• **Document segment**:
┄┄┄┄┄┄┄┄┄┄
Sending me a text saying yes or no is not revolving their lives around me and my dd. It's manners. Something you quite clearly lack.

OP posts:
arethereanyleftatall · 20/09/2015 08:53

Yanbu.
Basic manners to reply. Even if you're the busiest person in the world.
I keep trying to be brave enough to refuse the kids entry when their parents haven't rsvp ed but I'm not brave enough.

Coconutty · 20/09/2015 09:04

This reply has been deleted

Message withdrawn at poster's request.

sandgrown · 20/09/2015 09:22

This happened at DGS party yesterday. There was a minimum number of 16 for the type of party so DDhad to pay for that number. Invites went out at beginning of term but still no reply from at least 4 people. It is so rude not to at least decline. DD had to cater and make party bags in case they showed up. Teenage siblings who had come to help had to be press ganged to join in!
┄┄┄┄┄┄┄┄┄┄
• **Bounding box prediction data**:
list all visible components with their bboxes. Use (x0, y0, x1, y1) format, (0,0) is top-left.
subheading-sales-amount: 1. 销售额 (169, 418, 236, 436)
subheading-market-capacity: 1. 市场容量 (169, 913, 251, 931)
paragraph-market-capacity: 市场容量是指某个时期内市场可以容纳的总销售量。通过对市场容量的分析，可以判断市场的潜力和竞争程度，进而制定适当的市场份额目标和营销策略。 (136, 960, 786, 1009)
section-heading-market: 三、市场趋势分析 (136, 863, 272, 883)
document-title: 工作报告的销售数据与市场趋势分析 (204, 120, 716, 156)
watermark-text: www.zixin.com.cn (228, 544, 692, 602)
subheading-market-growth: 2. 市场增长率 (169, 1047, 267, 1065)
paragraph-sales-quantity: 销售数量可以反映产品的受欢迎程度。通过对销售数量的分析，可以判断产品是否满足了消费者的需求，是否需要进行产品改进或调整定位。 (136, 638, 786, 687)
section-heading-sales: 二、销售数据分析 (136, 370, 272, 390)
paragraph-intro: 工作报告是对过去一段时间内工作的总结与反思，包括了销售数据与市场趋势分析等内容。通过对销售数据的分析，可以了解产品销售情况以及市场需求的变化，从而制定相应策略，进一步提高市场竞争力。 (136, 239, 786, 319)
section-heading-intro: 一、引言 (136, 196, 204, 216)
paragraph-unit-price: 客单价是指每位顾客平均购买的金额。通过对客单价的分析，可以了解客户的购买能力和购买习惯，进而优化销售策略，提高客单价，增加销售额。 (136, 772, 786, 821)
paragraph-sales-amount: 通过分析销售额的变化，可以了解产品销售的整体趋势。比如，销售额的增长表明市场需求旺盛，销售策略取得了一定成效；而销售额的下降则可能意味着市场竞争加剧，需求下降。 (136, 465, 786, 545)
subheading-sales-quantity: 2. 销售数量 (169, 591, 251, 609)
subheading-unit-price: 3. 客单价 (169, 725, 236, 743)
┄┄┄┄┄┄┄┄┄┄
• **Exercise prompt**: Could you copy the forum thread on unanswered party invitations starting at "Sending me a" and ending at "not brave enough.", replacing "manners" with "courtesy"?

• **Solution for this problem**:
Sending me a text saying yes or no is not revolving their lives around me and my dd. It's courtesy. Something you quite clearly lack.

OP posts:
arethereanyleftatall · 20/09/2015 08:53

Yanbu.
Basic courtesy to reply. Even if you're the busiest person in the world.
I keep trying to be brave enough to refuse the kids entry when their parents haven't rsvp ed but I'm not brave enough.